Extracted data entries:
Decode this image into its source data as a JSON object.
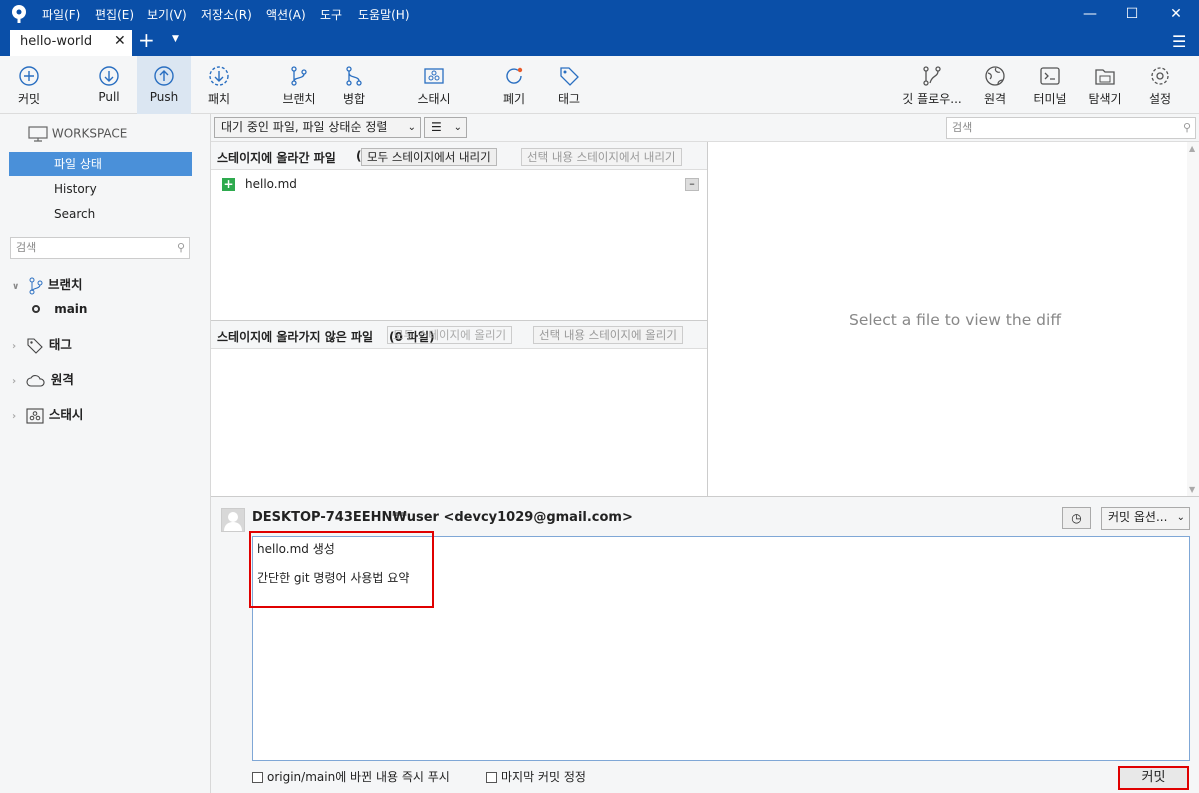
{
  "menu": [
    "파일(F)",
    "편집(E)",
    "보기(V)",
    "저장소(R)",
    "액션(A)",
    "도구",
    "도움말(H)"
  ],
  "tab": {
    "title": "hello-world"
  },
  "toolbar": {
    "commit": "커밋",
    "pull": "Pull",
    "push": "Push",
    "fetch": "패치",
    "branch": "브랜치",
    "merge": "병합",
    "stash": "스태시",
    "discard": "폐기",
    "tag": "태그",
    "gitflow": "깃 플로우...",
    "remote": "원격",
    "terminal": "터미널",
    "explorer": "탐색기",
    "settings": "설정"
  },
  "sidebar": {
    "workspace": "WORKSPACE",
    "file_status": "파일 상태",
    "history": "History",
    "search": "Search",
    "search_placeholder": "검색",
    "branches": "브랜치",
    "branch_main": "main",
    "tags": "태그",
    "remotes": "원격",
    "stashes": "스태시"
  },
  "filter": {
    "sort": "대기 중인 파일, 파일 상태순 정렬",
    "search_placeholder": "검색"
  },
  "staged": {
    "title": "스테이지에 올라간 파일",
    "paren": "(",
    "unstage_all": "모두 스테이지에서 내리기",
    "unstage_selected": "선택 내용 스테이지에서 내리기",
    "files": [
      {
        "name": "hello.md"
      }
    ]
  },
  "unstaged": {
    "title": "스테이지에 올라가지 않은 파일",
    "count": "(0 파일)",
    "stage_all": "모두 스테이지에 올리기",
    "stage_selected": "선택 내용 스테이지에 올리기"
  },
  "diff": {
    "placeholder": "Select a file to view the diff"
  },
  "commit": {
    "author": "DESKTOP-743EEHN₩user <devcy1029@gmail.com>",
    "options": "커밋 옵션...",
    "message_line1": "hello.md 생성",
    "message_line2": "간단한 git 명령어 사용법 요약",
    "push_immediately": "origin/main에 바뀐 내용 즉시 푸시",
    "amend": "마지막 커밋 정정",
    "commit_button": "커밋"
  },
  "colors": {
    "titlebar": "#0a4fa8",
    "selection": "#4a90d9",
    "highlight": "#e00000",
    "added": "#2eaa4e"
  }
}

### What the task requires
Could you repeat all of the material exactly? Pictures should not be copied.

### Answer for this exercise
Decode this image into its source data as a JSON object.
{
  "menu": [
    "파일(F)",
    "편집(E)",
    "보기(V)",
    "저장소(R)",
    "액션(A)",
    "도구",
    "도움말(H)"
  ],
  "tab": {
    "title": "hello-world"
  },
  "toolbar": {
    "commit": "커밋",
    "pull": "Pull",
    "push": "Push",
    "fetch": "패치",
    "branch": "브랜치",
    "merge": "병합",
    "stash": "스태시",
    "discard": "폐기",
    "tag": "태그",
    "gitflow": "깃 플로우...",
    "remote": "원격",
    "terminal": "터미널",
    "explorer": "탐색기",
    "settings": "설정"
  },
  "sidebar": {
    "workspace": "WORKSPACE",
    "file_status": "파일 상태",
    "history": "History",
    "search": "Search",
    "search_placeholder": "검색",
    "branches": "브랜치",
    "branch_main": "main",
    "tags": "태그",
    "remotes": "원격",
    "stashes": "스태시"
  },
  "filter": {
    "sort": "대기 중인 파일, 파일 상태순 정렬",
    "search_placeholder": "검색"
  },
  "staged": {
    "title": "스테이지에 올라간 파일",
    "paren": "(",
    "unstage_all": "모두 스테이지에서 내리기",
    "unstage_selected": "선택 내용 스테이지에서 내리기",
    "files": [
      {
        "name": "hello.md"
      }
    ]
  },
  "unstaged": {
    "title": "스테이지에 올라가지 않은 파일",
    "count": "(0 파일)",
    "stage_all": "모두 스테이지에 올리기",
    "stage_selected": "선택 내용 스테이지에 올리기"
  },
  "diff": {
    "placeholder": "Select a file to view the diff"
  },
  "commit": {
    "author": "DESKTOP-743EEHN₩user <devcy1029@gmail.com>",
    "options": "커밋 옵션...",
    "message_line1": "hello.md 생성",
    "message_line2": "간단한 git 명령어 사용법 요약",
    "push_immediately": "origin/main에 바뀐 내용 즉시 푸시",
    "amend": "마지막 커밋 정정",
    "commit_button": "커밋"
  },
  "colors": {
    "titlebar": "#0a4fa8",
    "selection": "#4a90d9",
    "highlight": "#e00000",
    "added": "#2eaa4e"
  }
}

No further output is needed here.